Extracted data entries

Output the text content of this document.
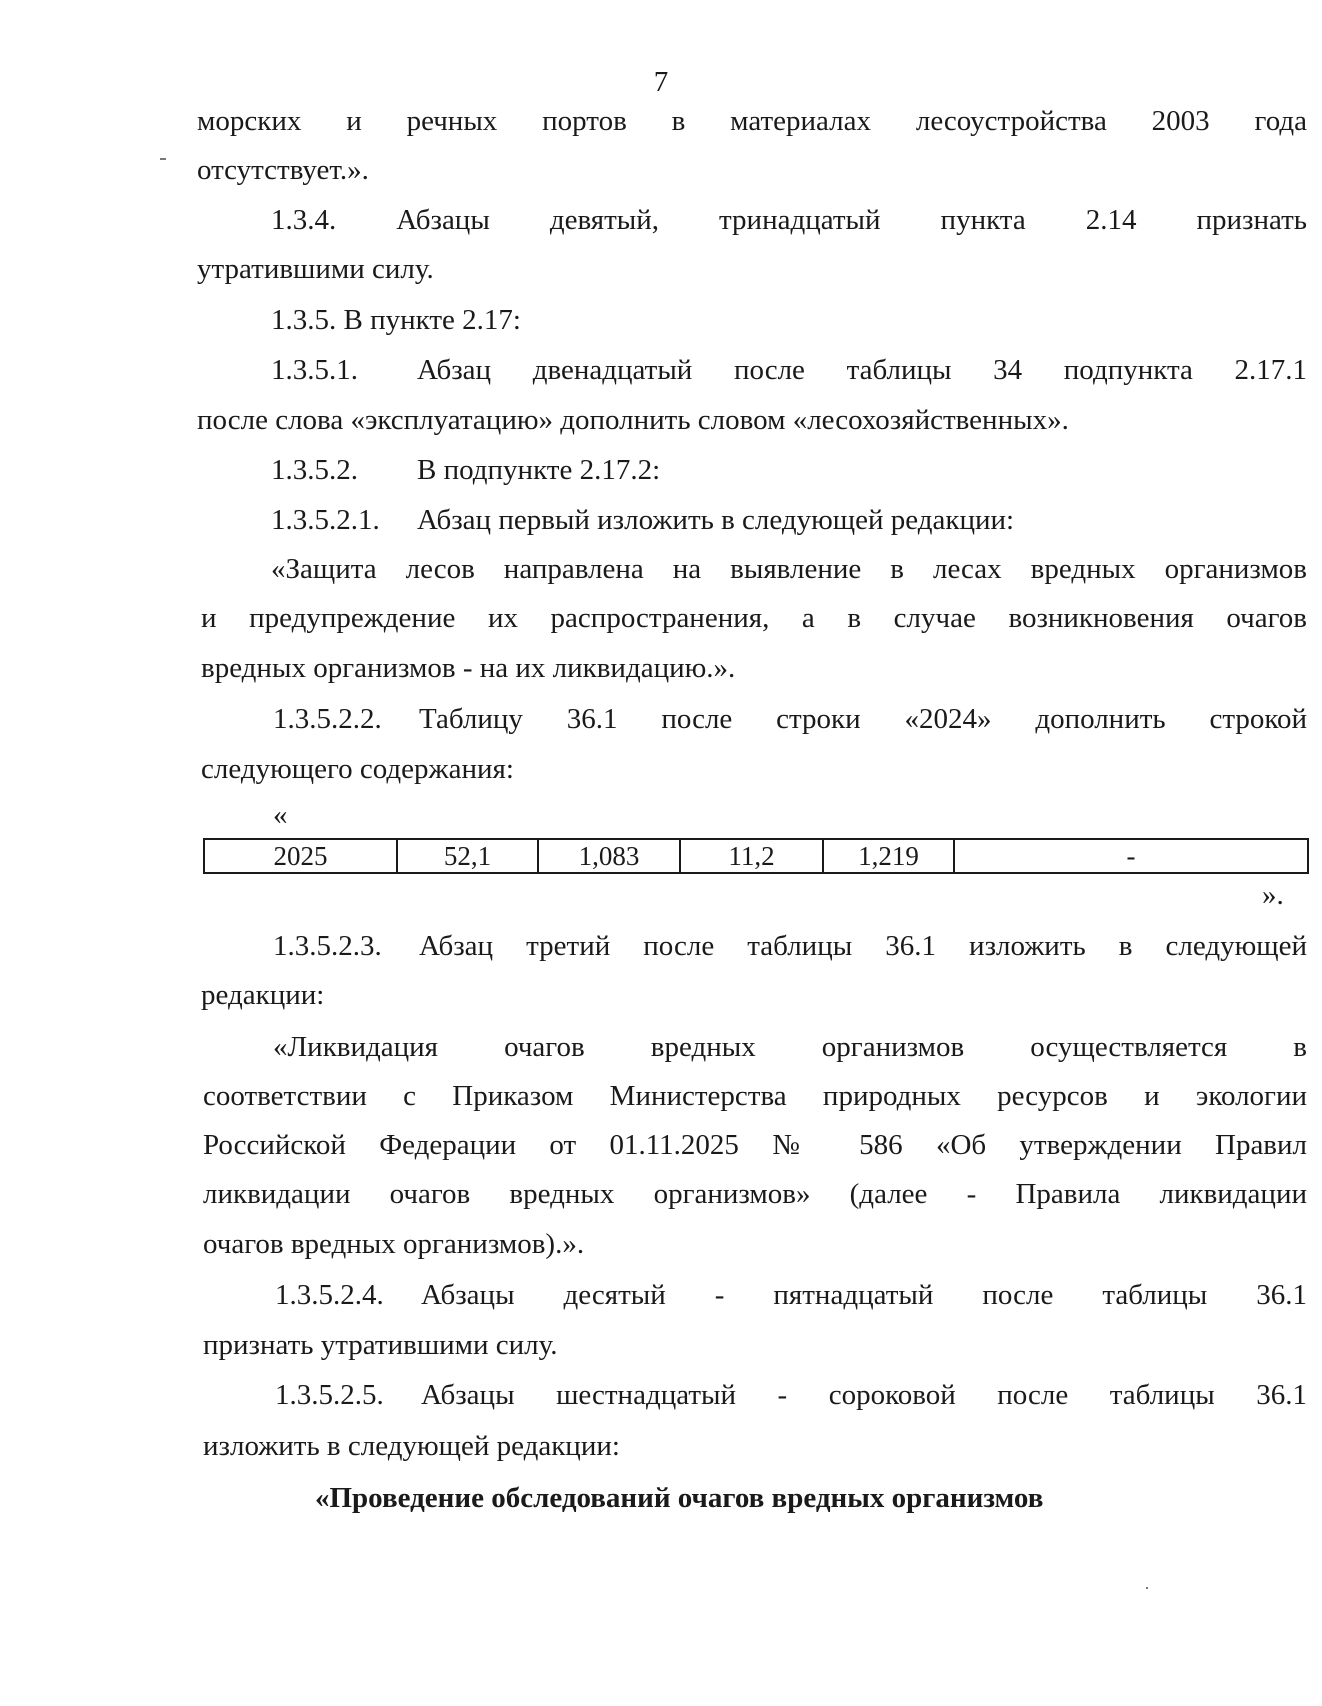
7
морских и речных портов в материалах лесоустройства 2003 года
отсутствует.».
1.3.4. Абзацы девятый, тринадцатый пункта 2.14 признать
утратившими силу.
1.3.5. В пункте 2.17:
1.3.5.1. Абзац двенадцатый после таблицы 34 подпункта 2.17.1
после слова «эксплуатацию» дополнить словом «лесохозяйственных».
1.3.5.2. В подпункте 2.17.2:
1.3.5.2.1. Абзац первый изложить в следующей редакции:
«Защита лесов направлена на выявление в лесах вредных организмов
и предупреждение их распространения, а в случае возникновения очагов
вредных организмов - на их ликвидацию.».
1.3.5.2.2. Таблицу 36.1 после строки «2024» дополнить строкой
следующего содержания:
«
2025	52,1	1,083	11,2	1,219	-
».
1.3.5.2.3. Абзац третий после таблицы 36.1 изложить в следующей
редакции:
«Ликвидация очагов вредных организмов осуществляется в
соответствии с Приказом Министерства природных ресурсов и экологии
Российской Федерации от 01.11.2025 № 586 «Об утверждении Правил
ликвидации очагов вредных организмов» (далее - Правила ликвидации
очагов вредных организмов).».
1.3.5.2.4. Абзацы десятый - пятнадцатый после таблицы 36.1
признать утратившими силу.
1.3.5.2.5. Абзацы шестнадцатый - сороковой после таблицы 36.1
изложить в следующей редакции:
«Проведение обследований очагов вредных организмов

* Job
Go through the records line by line and count those containing the string "организмов". Give only the total.

* The completed task
6